• Set problem
Repeat the full listing, word for word.

** Begin Entries **

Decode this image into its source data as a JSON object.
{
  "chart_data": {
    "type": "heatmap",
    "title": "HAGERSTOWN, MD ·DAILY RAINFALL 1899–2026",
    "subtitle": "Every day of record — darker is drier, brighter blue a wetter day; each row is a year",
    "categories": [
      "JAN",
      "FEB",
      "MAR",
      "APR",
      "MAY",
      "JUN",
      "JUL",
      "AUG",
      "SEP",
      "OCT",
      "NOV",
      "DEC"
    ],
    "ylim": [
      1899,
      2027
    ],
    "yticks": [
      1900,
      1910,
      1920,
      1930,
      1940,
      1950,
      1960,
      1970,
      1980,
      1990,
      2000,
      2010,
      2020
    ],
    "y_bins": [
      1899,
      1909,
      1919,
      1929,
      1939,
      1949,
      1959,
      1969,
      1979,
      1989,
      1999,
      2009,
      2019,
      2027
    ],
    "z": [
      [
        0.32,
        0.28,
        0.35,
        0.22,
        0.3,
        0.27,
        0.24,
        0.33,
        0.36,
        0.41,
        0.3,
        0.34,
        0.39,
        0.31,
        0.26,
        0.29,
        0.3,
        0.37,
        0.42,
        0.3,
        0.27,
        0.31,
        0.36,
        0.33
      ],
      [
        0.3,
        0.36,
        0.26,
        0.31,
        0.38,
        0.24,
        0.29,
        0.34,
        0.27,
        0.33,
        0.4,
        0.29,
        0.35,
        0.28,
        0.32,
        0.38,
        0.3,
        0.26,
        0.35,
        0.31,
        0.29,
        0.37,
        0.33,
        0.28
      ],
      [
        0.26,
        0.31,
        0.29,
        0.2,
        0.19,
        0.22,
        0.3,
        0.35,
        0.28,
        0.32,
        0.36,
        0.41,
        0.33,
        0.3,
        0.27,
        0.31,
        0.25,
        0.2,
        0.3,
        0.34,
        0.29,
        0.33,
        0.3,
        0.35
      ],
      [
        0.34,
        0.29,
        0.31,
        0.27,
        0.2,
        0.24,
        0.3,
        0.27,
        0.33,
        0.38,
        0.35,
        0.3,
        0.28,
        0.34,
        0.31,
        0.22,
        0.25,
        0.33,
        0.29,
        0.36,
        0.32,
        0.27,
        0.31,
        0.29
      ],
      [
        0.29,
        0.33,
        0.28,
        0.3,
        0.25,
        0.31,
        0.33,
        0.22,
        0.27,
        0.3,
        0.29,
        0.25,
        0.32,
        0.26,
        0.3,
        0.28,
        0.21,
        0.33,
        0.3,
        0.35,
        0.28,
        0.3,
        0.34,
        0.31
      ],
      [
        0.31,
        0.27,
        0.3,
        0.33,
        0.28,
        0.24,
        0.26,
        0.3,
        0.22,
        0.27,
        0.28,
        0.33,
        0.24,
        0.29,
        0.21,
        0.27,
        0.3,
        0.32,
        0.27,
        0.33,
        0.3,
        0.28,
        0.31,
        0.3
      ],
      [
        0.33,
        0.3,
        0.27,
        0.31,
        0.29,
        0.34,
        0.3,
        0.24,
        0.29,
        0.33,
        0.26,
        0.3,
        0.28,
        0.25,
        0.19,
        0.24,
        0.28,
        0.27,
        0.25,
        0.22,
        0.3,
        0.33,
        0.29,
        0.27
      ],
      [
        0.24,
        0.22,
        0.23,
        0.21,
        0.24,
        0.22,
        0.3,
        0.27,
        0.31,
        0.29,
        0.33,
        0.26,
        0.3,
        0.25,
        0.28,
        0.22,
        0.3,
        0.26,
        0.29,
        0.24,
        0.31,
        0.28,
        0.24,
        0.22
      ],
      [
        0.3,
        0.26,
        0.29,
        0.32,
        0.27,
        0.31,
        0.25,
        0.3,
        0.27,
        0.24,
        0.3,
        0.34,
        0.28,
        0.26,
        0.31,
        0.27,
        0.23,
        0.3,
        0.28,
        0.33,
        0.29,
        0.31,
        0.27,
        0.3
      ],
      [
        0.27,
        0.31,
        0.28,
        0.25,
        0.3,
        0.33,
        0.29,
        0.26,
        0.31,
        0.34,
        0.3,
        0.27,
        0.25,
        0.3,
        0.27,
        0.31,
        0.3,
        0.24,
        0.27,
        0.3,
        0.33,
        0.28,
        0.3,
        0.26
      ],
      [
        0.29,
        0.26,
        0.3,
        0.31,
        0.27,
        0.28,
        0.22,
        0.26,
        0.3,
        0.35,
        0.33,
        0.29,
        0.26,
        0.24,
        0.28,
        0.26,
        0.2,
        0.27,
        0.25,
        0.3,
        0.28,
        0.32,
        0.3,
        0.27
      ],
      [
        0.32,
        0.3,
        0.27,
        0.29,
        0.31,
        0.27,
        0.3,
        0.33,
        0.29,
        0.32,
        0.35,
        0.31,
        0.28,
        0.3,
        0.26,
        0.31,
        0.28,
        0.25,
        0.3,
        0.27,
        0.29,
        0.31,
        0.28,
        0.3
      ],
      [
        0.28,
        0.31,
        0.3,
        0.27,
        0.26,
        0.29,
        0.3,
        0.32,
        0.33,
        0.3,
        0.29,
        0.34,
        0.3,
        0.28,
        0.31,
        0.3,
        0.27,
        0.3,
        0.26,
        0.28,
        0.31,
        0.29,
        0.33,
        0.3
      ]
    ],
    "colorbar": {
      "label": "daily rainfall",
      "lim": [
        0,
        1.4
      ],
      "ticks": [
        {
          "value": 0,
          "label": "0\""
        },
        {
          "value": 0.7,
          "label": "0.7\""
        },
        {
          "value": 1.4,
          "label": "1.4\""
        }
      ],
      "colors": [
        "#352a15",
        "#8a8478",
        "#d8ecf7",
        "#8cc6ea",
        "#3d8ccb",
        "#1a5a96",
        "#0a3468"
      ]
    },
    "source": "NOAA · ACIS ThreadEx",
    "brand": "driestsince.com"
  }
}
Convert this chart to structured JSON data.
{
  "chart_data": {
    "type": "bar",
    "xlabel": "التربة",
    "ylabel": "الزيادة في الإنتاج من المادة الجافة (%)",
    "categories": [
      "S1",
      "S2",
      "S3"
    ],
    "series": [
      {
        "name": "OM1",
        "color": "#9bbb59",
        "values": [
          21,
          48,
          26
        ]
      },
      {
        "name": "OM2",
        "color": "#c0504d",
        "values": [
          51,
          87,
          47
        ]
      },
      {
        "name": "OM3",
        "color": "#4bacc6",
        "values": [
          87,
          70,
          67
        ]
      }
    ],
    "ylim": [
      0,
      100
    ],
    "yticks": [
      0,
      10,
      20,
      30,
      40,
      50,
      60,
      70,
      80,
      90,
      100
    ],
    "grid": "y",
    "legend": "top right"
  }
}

** End Entries **

• Exercise solution
Decode this image into its source data as a JSON object.
{
  "chart_data": {
    "type": "heatmap",
    "title": "HAGERSTOWN, MD ·DAILY RAINFALL 1899–2026",
    "subtitle": "Every day of record — darker is drier, brighter blue a wetter day; each row is a year",
    "categories": [
      "JAN",
      "FEB",
      "MAR",
      "APR",
      "MAY",
      "JUN",
      "JUL",
      "AUG",
      "SEP",
      "OCT",
      "NOV",
      "DEC"
    ],
    "ylim": [
      1899,
      2027
    ],
    "yticks": [
      1900,
      1910,
      1920,
      1930,
      1940,
      1950,
      1960,
      1970,
      1980,
      1990,
      2000,
      2010,
      2020
    ],
    "y_bins": [
      1899,
      1909,
      1919,
      1929,
      1939,
      1949,
      1959,
      1969,
      1979,
      1989,
      1999,
      2009,
      2019,
      2027
    ],
    "z": [
      [
        0.32,
        0.28,
        0.35,
        0.22,
        0.3,
        0.27,
        0.24,
        0.33,
        0.36,
        0.41,
        0.3,
        0.34,
        0.39,
        0.31,
        0.26,
        0.29,
        0.3,
        0.37,
        0.42,
        0.3,
        0.27,
        0.31,
        0.36,
        0.33
      ],
      [
        0.3,
        0.36,
        0.26,
        0.31,
        0.38,
        0.24,
        0.29,
        0.34,
        0.27,
        0.33,
        0.4,
        0.29,
        0.35,
        0.28,
        0.32,
        0.38,
        0.3,
        0.26,
        0.35,
        0.31,
        0.29,
        0.37,
        0.33,
        0.28
      ],
      [
        0.26,
        0.31,
        0.29,
        0.2,
        0.19,
        0.22,
        0.3,
        0.35,
        0.28,
        0.32,
        0.36,
        0.41,
        0.33,
        0.3,
        0.27,
        0.31,
        0.25,
        0.2,
        0.3,
        0.34,
        0.29,
        0.33,
        0.3,
        0.35
      ],
      [
        0.34,
        0.29,
        0.31,
        0.27,
        0.2,
        0.24,
        0.3,
        0.27,
        0.33,
        0.38,
        0.35,
        0.3,
        0.28,
        0.34,
        0.31,
        0.22,
        0.25,
        0.33,
        0.29,
        0.36,
        0.32,
        0.27,
        0.31,
        0.29
      ],
      [
        0.29,
        0.33,
        0.28,
        0.3,
        0.25,
        0.31,
        0.33,
        0.22,
        0.27,
        0.3,
        0.29,
        0.25,
        0.32,
        0.26,
        0.3,
        0.28,
        0.21,
        0.33,
        0.3,
        0.35,
        0.28,
        0.3,
        0.34,
        0.31
      ],
      [
        0.31,
        0.27,
        0.3,
        0.33,
        0.28,
        0.24,
        0.26,
        0.3,
        0.22,
        0.27,
        0.28,
        0.33,
        0.24,
        0.29,
        0.21,
        0.27,
        0.3,
        0.32,
        0.27,
        0.33,
        0.3,
        0.28,
        0.31,
        0.3
      ],
      [
        0.33,
        0.3,
        0.27,
        0.31,
        0.29,
        0.34,
        0.3,
        0.24,
        0.29,
        0.33,
        0.26,
        0.3,
        0.28,
        0.25,
        0.19,
        0.24,
        0.28,
        0.27,
        0.25,
        0.22,
        0.3,
        0.33,
        0.29,
        0.27
      ],
      [
        0.24,
        0.22,
        0.23,
        0.21,
        0.24,
        0.22,
        0.3,
        0.27,
        0.31,
        0.29,
        0.33,
        0.26,
        0.3,
        0.25,
        0.28,
        0.22,
        0.3,
        0.26,
        0.29,
        0.24,
        0.31,
        0.28,
        0.24,
        0.22
      ],
      [
        0.3,
        0.26,
        0.29,
        0.32,
        0.27,
        0.31,
        0.25,
        0.3,
        0.27,
        0.24,
        0.3,
        0.34,
        0.28,
        0.26,
        0.31,
        0.27,
        0.23,
        0.3,
        0.28,
        0.33,
        0.29,
        0.31,
        0.27,
        0.3
      ],
      [
        0.27,
        0.31,
        0.28,
        0.25,
        0.3,
        0.33,
        0.29,
        0.26,
        0.31,
        0.34,
        0.3,
        0.27,
        0.25,
        0.3,
        0.27,
        0.31,
        0.3,
        0.24,
        0.27,
        0.3,
        0.33,
        0.28,
        0.3,
        0.26
      ],
      [
        0.29,
        0.26,
        0.3,
        0.31,
        0.27,
        0.28,
        0.22,
        0.26,
        0.3,
        0.35,
        0.33,
        0.29,
        0.26,
        0.24,
        0.28,
        0.26,
        0.2,
        0.27,
        0.25,
        0.3,
        0.28,
        0.32,
        0.3,
        0.27
      ],
      [
        0.32,
        0.3,
        0.27,
        0.29,
        0.31,
        0.27,
        0.3,
        0.33,
        0.29,
        0.32,
        0.35,
        0.31,
        0.28,
        0.3,
        0.26,
        0.31,
        0.28,
        0.25,
        0.3,
        0.27,
        0.29,
        0.31,
        0.28,
        0.3
      ],
      [
        0.28,
        0.31,
        0.3,
        0.27,
        0.26,
        0.29,
        0.3,
        0.32,
        0.33,
        0.3,
        0.29,
        0.34,
        0.3,
        0.28,
        0.31,
        0.3,
        0.27,
        0.3,
        0.26,
        0.28,
        0.31,
        0.29,
        0.33,
        0.3
      ]
    ],
    "colorbar": {
      "label": "daily rainfall",
      "lim": [
        0,
        1.4
      ],
      "ticks": [
        {
          "value": 0,
          "label": "0\""
        },
        {
          "value": 0.7,
          "label": "0.7\""
        },
        {
          "value": 1.4,
          "label": "1.4\""
        }
      ],
      "colors": [
        "#352a15",
        "#8a8478",
        "#d8ecf7",
        "#8cc6ea",
        "#3d8ccb",
        "#1a5a96",
        "#0a3468"
      ]
    },
    "source": "NOAA · ACIS ThreadEx",
    "brand": "driestsince.com"
  }
}
Convert this chart to structured JSON data.
{
  "chart_data": {
    "type": "bar",
    "xlabel": "التربة",
    "ylabel": "الزيادة في الإنتاج من المادة الجافة (%)",
    "categories": [
      "S1",
      "S2",
      "S3"
    ],
    "series": [
      {
        "name": "OM1",
        "color": "#9bbb59",
        "values": [
          21,
          48,
          26
        ]
      },
      {
        "name": "OM2",
        "color": "#c0504d",
        "values": [
          51,
          87,
          47
        ]
      },
      {
        "name": "OM3",
        "color": "#4bacc6",
        "values": [
          87,
          70,
          67
        ]
      }
    ],
    "ylim": [
      0,
      100
    ],
    "yticks": [
      0,
      10,
      20,
      30,
      40,
      50,
      60,
      70,
      80,
      90,
      100
    ],
    "grid": "y",
    "legend": "top right"
  }
}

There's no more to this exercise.